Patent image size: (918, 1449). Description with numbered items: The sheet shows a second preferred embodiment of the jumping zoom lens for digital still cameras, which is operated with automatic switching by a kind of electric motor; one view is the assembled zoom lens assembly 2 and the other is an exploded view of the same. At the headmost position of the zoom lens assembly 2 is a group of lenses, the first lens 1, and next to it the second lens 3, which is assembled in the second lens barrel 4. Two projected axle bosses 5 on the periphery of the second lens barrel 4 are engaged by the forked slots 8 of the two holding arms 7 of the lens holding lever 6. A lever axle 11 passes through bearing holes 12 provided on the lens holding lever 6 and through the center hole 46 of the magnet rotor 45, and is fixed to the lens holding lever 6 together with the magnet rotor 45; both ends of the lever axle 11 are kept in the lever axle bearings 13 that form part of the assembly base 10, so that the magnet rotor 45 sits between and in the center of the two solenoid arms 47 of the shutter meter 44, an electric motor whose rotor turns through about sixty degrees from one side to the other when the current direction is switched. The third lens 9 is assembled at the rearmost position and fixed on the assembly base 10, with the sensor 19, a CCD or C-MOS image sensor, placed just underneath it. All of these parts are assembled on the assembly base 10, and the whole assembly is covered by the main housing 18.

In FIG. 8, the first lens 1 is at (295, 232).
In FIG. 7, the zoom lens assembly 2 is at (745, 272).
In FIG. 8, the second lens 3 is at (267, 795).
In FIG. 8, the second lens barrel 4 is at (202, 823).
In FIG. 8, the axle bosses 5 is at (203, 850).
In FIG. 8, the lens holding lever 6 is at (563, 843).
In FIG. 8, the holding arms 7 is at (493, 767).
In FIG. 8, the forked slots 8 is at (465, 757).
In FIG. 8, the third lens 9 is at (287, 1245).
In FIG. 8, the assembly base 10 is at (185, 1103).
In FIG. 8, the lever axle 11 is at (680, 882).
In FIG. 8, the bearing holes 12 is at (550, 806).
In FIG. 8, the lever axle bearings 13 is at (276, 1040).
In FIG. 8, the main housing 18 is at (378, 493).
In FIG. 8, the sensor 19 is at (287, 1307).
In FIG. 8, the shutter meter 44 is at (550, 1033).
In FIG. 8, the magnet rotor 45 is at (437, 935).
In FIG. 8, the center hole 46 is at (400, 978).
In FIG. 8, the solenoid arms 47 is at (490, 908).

==============================

▶ _쓰기 과제_
위 항목 전체를 수정해 "digital still cameras" 부분을 "compact digital cameras" 표현으로 바꾸고, 나머지는 그대로 두세요.

▶ _과제 답안_
Patent image size: (918, 1449). Description with numbered items: The sheet shows a second preferred embodiment of the jumping zoom lens for compact digital cameras, which is operated with automatic switching by a kind of electric motor; one view is the assembled zoom lens assembly 2 and the other is an exploded view of the same. At the headmost position of the zoom lens assembly 2 is a group of lenses, the first lens 1, and next to it the second lens 3, which is assembled in the second lens barrel 4. Two projected axle bosses 5 on the periphery of the second lens barrel 4 are engaged by the forked slots 8 of the two holding arms 7 of the lens holding lever 6. A lever axle 11 passes through bearing holes 12 provided on the lens holding lever 6 and through the center hole 46 of the magnet rotor 45, and is fixed to the lens holding lever 6 together with the magnet rotor 45; both ends of the lever axle 11 are kept in the lever axle bearings 13 that form part of the assembly base 10, so that the magnet rotor 45 sits between and in the center of the two solenoid arms 47 of the shutter meter 44, an electric motor whose rotor turns through about sixty degrees from one side to the other when the current direction is switched. The third lens 9 is assembled at the rearmost position and fixed on the assembly base 10, with the sensor 19, a CCD or C-MOS image sensor, placed just underneath it. All of these parts are assembled on the assembly base 10, and the whole assembly is covered by the main housing 18.

In FIG. 8, the first lens 1 is at (295, 232).
In FIG. 7, the zoom lens assembly 2 is at (745, 272).
In FIG. 8, the second lens 3 is at (267, 795).
In FIG. 8, the second lens barrel 4 is at (202, 823).
In FIG. 8, the axle bosses 5 is at (203, 850).
In FIG. 8, the lens holding lever 6 is at (563, 843).
In FIG. 8, the holding arms 7 is at (493, 767).
In FIG. 8, the forked slots 8 is at (465, 757).
In FIG. 8, the third lens 9 is at (287, 1245).
In FIG. 8, the assembly base 10 is at (185, 1103).
In FIG. 8, the lever axle 11 is at (680, 882).
In FIG. 8, the bearing holes 12 is at (550, 806).
In FIG. 8, the lever axle bearings 13 is at (276, 1040).
In FIG. 8, the main housing 18 is at (378, 493).
In FIG. 8, the sensor 19 is at (287, 1307).
In FIG. 8, the shutter meter 44 is at (550, 1033).
In FIG. 8, the magnet rotor 45 is at (437, 935).
In FIG. 8, the center hole 46 is at (400, 978).
In FIG. 8, the solenoid arms 47 is at (490, 908).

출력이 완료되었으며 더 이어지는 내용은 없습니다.